▶ **Aim**:
Find every line in the records below that contains the word "JSON", and copy each such line.

--- begin Data for this exercise ---

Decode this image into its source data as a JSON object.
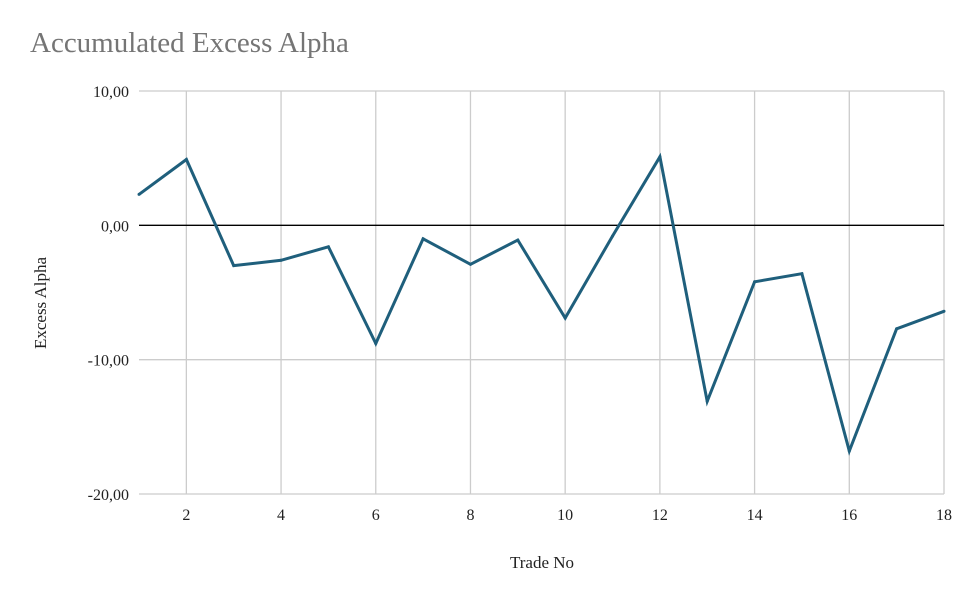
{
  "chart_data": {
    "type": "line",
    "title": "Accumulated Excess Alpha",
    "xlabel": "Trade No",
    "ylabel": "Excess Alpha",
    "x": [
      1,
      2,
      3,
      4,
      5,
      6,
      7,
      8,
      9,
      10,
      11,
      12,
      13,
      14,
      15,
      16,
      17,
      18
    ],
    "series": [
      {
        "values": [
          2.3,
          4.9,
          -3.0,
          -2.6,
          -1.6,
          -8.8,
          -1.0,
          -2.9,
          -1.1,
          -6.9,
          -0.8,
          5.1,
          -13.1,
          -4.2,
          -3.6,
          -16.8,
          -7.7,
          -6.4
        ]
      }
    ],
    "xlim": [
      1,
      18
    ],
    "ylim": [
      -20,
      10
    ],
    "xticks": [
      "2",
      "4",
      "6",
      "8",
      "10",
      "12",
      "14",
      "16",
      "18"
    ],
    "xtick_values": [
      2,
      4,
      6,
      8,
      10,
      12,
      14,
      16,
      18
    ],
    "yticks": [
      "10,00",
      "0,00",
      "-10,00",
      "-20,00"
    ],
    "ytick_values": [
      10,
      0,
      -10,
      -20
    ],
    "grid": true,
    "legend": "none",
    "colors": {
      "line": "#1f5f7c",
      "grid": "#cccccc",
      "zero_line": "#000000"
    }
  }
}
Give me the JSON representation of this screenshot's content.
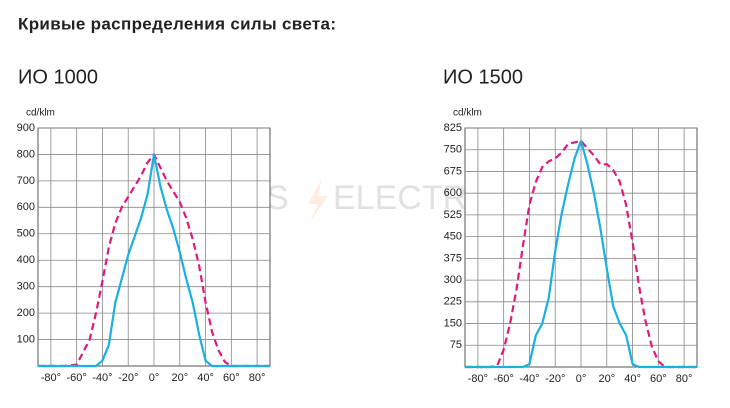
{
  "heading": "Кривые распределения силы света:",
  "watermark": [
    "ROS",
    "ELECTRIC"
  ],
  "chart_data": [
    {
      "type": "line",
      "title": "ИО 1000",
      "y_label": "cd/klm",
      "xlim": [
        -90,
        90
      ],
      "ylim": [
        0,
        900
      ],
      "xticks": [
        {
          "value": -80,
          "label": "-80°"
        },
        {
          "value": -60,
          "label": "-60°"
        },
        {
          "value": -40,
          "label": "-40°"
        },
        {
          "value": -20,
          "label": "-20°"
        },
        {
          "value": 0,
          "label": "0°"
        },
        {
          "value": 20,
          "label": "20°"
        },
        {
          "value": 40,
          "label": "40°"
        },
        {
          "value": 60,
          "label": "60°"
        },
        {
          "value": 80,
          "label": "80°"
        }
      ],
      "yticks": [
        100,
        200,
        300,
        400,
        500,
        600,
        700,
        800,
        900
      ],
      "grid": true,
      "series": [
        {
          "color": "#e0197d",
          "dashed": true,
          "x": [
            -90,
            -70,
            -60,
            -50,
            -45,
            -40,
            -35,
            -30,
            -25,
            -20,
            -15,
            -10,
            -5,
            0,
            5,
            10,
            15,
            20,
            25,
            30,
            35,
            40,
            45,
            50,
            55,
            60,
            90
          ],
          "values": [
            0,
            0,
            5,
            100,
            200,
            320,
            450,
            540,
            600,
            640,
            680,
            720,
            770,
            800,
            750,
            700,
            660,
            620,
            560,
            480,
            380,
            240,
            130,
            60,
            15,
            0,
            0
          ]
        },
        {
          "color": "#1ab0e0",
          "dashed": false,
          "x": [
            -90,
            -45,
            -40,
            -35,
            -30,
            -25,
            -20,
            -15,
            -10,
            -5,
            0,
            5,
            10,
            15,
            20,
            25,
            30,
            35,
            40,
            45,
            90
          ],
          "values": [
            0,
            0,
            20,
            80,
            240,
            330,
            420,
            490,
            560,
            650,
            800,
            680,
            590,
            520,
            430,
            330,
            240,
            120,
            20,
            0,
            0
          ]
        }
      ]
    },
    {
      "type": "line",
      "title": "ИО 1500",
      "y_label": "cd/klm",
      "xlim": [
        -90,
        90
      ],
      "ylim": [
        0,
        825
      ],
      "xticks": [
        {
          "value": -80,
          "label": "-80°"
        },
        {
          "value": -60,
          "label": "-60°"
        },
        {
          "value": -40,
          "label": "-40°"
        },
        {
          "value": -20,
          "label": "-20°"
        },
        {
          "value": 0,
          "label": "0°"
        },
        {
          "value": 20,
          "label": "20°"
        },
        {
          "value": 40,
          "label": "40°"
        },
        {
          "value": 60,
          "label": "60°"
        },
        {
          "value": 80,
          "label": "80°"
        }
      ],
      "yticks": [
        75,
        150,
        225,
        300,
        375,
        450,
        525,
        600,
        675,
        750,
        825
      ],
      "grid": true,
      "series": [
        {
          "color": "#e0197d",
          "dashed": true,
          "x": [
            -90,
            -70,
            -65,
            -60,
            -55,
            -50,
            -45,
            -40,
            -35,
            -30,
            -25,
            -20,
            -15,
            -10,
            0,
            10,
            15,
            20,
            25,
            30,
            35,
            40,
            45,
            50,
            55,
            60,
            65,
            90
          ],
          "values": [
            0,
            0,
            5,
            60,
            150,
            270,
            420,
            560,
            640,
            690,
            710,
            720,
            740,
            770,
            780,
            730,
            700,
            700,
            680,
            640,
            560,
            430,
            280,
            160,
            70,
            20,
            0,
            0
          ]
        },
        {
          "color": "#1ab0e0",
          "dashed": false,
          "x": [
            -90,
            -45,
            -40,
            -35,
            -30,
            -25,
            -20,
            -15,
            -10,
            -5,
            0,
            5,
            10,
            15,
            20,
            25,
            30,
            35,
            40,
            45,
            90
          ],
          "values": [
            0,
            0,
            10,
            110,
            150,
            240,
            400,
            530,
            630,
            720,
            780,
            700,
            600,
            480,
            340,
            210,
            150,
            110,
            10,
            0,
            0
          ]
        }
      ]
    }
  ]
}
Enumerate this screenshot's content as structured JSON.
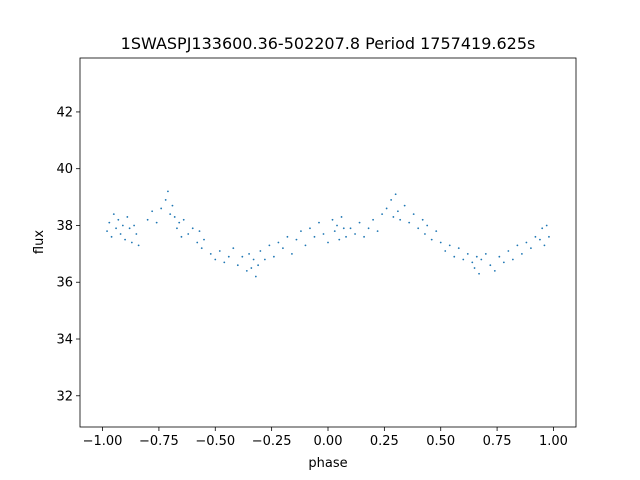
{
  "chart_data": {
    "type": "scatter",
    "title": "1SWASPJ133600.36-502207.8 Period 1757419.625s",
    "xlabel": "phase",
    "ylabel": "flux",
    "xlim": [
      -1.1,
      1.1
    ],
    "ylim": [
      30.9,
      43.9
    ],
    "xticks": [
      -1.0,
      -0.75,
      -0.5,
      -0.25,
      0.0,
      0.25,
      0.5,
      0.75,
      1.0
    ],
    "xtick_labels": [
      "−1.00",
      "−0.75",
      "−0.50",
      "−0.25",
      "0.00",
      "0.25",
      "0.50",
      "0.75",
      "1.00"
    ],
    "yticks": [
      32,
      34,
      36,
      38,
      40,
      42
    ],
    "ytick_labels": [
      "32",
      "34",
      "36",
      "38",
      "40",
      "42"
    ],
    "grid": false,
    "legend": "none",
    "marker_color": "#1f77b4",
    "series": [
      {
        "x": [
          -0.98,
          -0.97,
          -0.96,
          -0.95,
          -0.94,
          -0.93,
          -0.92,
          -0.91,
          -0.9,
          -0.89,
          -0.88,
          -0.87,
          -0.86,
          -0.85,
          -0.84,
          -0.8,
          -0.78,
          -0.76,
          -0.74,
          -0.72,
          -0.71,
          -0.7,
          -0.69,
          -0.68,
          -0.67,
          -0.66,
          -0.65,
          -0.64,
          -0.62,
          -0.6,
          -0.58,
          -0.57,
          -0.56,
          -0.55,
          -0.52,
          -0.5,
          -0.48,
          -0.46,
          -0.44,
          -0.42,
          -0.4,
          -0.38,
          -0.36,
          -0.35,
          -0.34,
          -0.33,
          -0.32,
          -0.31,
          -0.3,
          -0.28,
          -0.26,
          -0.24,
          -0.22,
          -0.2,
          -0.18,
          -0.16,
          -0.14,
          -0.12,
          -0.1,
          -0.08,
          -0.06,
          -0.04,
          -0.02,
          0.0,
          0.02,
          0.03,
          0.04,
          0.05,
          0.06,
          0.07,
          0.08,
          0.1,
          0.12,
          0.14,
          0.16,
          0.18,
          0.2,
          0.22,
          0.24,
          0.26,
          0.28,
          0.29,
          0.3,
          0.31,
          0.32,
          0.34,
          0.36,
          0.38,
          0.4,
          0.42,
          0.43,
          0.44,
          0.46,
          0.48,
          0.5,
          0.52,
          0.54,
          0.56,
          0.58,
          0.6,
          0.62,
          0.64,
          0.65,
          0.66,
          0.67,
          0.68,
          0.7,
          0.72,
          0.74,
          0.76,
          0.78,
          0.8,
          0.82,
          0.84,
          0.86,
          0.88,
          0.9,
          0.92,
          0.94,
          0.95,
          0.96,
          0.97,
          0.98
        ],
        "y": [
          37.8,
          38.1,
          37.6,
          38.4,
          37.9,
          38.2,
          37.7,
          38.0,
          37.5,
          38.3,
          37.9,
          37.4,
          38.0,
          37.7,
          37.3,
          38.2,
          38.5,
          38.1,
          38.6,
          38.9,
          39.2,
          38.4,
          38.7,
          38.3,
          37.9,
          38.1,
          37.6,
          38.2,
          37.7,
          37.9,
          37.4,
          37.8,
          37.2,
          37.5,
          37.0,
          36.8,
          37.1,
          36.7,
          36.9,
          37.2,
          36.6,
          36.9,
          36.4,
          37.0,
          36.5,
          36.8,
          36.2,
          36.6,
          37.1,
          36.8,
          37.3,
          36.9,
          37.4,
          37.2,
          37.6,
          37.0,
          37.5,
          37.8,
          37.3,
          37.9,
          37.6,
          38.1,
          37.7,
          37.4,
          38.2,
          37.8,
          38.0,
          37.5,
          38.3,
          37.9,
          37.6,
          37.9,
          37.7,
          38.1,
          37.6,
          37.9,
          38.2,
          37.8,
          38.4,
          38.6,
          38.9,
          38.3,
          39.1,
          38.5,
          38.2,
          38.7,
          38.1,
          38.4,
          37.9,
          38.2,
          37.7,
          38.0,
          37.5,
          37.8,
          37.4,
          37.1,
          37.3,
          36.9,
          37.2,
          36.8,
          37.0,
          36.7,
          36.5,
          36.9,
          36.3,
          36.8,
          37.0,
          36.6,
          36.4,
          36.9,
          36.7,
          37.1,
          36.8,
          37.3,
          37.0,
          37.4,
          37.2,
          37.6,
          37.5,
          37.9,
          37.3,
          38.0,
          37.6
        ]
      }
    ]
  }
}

--- end Data for this exercise ---

▶ **Worked answer**:
Decode this image into its source data as a JSON object.
Give me the JSON representation of this screenshot's content.
Enumerate this screenshot's content as structured JSON.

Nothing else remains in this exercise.